Extract all of the entries and give them again, word for word.

## BEGIN EXTRACTED DATA

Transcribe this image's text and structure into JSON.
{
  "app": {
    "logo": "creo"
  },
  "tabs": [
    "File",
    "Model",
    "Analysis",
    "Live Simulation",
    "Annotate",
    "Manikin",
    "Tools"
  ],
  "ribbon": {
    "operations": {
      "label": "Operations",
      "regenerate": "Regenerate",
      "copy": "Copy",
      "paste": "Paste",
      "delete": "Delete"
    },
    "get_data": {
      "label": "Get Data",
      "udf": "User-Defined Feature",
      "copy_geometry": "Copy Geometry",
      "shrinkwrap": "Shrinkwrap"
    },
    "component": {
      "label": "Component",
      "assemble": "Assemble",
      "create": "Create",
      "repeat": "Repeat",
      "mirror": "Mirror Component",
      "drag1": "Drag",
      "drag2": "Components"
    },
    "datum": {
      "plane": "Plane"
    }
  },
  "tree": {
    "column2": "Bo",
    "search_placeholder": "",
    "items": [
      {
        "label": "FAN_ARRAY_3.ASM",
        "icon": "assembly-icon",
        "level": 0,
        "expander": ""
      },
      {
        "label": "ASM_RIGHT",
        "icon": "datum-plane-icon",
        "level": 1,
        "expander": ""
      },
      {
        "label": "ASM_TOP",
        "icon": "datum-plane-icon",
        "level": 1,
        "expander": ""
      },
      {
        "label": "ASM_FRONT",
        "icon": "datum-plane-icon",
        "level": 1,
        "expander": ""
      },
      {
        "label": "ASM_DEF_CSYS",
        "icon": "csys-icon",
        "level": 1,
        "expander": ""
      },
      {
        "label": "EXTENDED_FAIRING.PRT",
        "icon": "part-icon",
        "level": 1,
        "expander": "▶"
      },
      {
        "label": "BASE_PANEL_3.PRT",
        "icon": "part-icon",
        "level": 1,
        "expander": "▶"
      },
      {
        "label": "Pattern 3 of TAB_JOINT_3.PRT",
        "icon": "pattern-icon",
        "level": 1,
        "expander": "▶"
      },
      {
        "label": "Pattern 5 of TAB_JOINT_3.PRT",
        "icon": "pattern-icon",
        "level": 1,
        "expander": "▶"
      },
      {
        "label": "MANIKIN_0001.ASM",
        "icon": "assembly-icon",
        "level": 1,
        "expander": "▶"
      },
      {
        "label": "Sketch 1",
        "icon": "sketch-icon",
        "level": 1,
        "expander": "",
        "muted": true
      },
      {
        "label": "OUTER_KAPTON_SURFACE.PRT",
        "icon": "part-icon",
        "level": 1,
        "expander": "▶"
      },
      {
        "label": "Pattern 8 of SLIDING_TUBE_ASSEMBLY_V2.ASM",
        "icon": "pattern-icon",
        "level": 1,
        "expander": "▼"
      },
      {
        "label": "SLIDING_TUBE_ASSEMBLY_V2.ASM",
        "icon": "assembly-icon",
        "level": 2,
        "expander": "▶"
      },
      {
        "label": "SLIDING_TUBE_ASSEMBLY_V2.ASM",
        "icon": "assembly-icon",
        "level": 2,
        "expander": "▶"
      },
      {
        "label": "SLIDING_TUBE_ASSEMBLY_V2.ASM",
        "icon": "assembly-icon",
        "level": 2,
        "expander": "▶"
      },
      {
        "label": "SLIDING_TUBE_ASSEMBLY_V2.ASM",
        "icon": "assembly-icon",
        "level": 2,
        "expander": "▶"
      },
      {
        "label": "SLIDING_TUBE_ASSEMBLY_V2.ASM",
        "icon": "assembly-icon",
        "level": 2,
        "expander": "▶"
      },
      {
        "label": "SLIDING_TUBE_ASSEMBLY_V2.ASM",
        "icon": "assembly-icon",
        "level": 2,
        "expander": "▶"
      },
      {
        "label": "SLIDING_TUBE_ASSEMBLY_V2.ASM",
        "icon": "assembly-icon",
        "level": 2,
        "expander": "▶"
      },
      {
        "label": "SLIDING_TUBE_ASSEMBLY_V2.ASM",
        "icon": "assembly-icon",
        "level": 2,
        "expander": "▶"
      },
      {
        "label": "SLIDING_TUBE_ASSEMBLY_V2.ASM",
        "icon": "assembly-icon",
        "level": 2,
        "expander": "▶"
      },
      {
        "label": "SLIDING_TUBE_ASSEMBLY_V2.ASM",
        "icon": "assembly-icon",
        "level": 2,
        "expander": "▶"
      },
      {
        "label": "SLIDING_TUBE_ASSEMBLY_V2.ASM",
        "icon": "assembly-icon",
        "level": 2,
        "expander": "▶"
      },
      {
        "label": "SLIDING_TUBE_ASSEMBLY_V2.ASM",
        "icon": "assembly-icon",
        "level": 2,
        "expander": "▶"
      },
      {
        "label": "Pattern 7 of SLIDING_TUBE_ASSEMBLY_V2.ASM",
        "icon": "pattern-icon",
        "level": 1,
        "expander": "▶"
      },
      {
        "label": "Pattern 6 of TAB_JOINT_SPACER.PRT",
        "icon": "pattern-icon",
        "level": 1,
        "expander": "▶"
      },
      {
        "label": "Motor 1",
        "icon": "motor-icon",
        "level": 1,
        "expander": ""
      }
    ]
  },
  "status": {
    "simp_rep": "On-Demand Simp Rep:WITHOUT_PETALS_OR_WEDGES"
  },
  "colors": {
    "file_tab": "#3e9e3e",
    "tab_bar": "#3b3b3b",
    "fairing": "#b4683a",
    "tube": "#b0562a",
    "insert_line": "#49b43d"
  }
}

## END EXTRACTED DATA

**EXERCISE ANSWER:**
Transcribe this image's text and structure into JSON.
{
  "app": {
    "logo": "creo"
  },
  "tabs": [
    "File",
    "Model",
    "Analysis",
    "Live Simulation",
    "Annotate",
    "Manikin",
    "Tools"
  ],
  "ribbon": {
    "operations": {
      "label": "Operations",
      "regenerate": "Regenerate",
      "copy": "Copy",
      "paste": "Paste",
      "delete": "Delete"
    },
    "get_data": {
      "label": "Get Data",
      "udf": "User-Defined Feature",
      "copy_geometry": "Copy Geometry",
      "shrinkwrap": "Shrinkwrap"
    },
    "component": {
      "label": "Component",
      "assemble": "Assemble",
      "create": "Create",
      "repeat": "Repeat",
      "mirror": "Mirror Component",
      "drag1": "Drag",
      "drag2": "Components"
    },
    "datum": {
      "plane": "Plane"
    }
  },
  "tree": {
    "column2": "Bo",
    "search_placeholder": "",
    "items": [
      {
        "label": "FAN_ARRAY_3.ASM",
        "icon": "assembly-icon",
        "level": 0,
        "expander": ""
      },
      {
        "label": "ASM_RIGHT",
        "icon": "datum-plane-icon",
        "level": 1,
        "expander": ""
      },
      {
        "label": "ASM_TOP",
        "icon": "datum-plane-icon",
        "level": 1,
        "expander": ""
      },
      {
        "label": "ASM_FRONT",
        "icon": "datum-plane-icon",
        "level": 1,
        "expander": ""
      },
      {
        "label": "ASM_DEF_CSYS",
        "icon": "csys-icon",
        "level": 1,
        "expander": ""
      },
      {
        "label": "EXTENDED_FAIRING.PRT",
        "icon": "part-icon",
        "level": 1,
        "expander": "▶"
      },
      {
        "label": "BASE_PANEL_3.PRT",
        "icon": "part-icon",
        "level": 1,
        "expander": "▶"
      },
      {
        "label": "Pattern 3 of TAB_JOINT_3.PRT",
        "icon": "pattern-icon",
        "level": 1,
        "expander": "▶"
      },
      {
        "label": "Pattern 5 of TAB_JOINT_3.PRT",
        "icon": "pattern-icon",
        "level": 1,
        "expander": "▶"
      },
      {
        "label": "MANIKIN_0001.ASM",
        "icon": "assembly-icon",
        "level": 1,
        "expander": "▶"
      },
      {
        "label": "Sketch 1",
        "icon": "sketch-icon",
        "level": 1,
        "expander": "",
        "muted": true
      },
      {
        "label": "OUTER_KAPTON_SURFACE.PRT",
        "icon": "part-icon",
        "level": 1,
        "expander": "▶"
      },
      {
        "label": "Pattern 8 of SLIDING_TUBE_ASSEMBLY_V2.ASM",
        "icon": "pattern-icon",
        "level": 1,
        "expander": "▼"
      },
      {
        "label": "SLIDING_TUBE_ASSEMBLY_V2.ASM",
        "icon": "assembly-icon",
        "level": 2,
        "expander": "▶"
      },
      {
        "label": "SLIDING_TUBE_ASSEMBLY_V2.ASM",
        "icon": "assembly-icon",
        "level": 2,
        "expander": "▶"
      },
      {
        "label": "SLIDING_TUBE_ASSEMBLY_V2.ASM",
        "icon": "assembly-icon",
        "level": 2,
        "expander": "▶"
      },
      {
        "label": "SLIDING_TUBE_ASSEMBLY_V2.ASM",
        "icon": "assembly-icon",
        "level": 2,
        "expander": "▶"
      },
      {
        "label": "SLIDING_TUBE_ASSEMBLY_V2.ASM",
        "icon": "assembly-icon",
        "level": 2,
        "expander": "▶"
      },
      {
        "label": "SLIDING_TUBE_ASSEMBLY_V2.ASM",
        "icon": "assembly-icon",
        "level": 2,
        "expander": "▶"
      },
      {
        "label": "SLIDING_TUBE_ASSEMBLY_V2.ASM",
        "icon": "assembly-icon",
        "level": 2,
        "expander": "▶"
      },
      {
        "label": "SLIDING_TUBE_ASSEMBLY_V2.ASM",
        "icon": "assembly-icon",
        "level": 2,
        "expander": "▶"
      },
      {
        "label": "SLIDING_TUBE_ASSEMBLY_V2.ASM",
        "icon": "assembly-icon",
        "level": 2,
        "expander": "▶"
      },
      {
        "label": "SLIDING_TUBE_ASSEMBLY_V2.ASM",
        "icon": "assembly-icon",
        "level": 2,
        "expander": "▶"
      },
      {
        "label": "SLIDING_TUBE_ASSEMBLY_V2.ASM",
        "icon": "assembly-icon",
        "level": 2,
        "expander": "▶"
      },
      {
        "label": "SLIDING_TUBE_ASSEMBLY_V2.ASM",
        "icon": "assembly-icon",
        "level": 2,
        "expander": "▶"
      },
      {
        "label": "Pattern 7 of SLIDING_TUBE_ASSEMBLY_V2.ASM",
        "icon": "pattern-icon",
        "level": 1,
        "expander": "▶"
      },
      {
        "label": "Pattern 6 of TAB_JOINT_SPACER.PRT",
        "icon": "pattern-icon",
        "level": 1,
        "expander": "▶"
      },
      {
        "label": "Motor 1",
        "icon": "motor-icon",
        "level": 1,
        "expander": ""
      }
    ]
  },
  "status": {
    "simp_rep": "On-Demand Simp Rep:WITHOUT_PETALS_OR_WEDGES"
  },
  "colors": {
    "file_tab": "#3e9e3e",
    "tab_bar": "#3b3b3b",
    "fairing": "#b4683a",
    "tube": "#b0562a",
    "insert_line": "#49b43d"
  }
}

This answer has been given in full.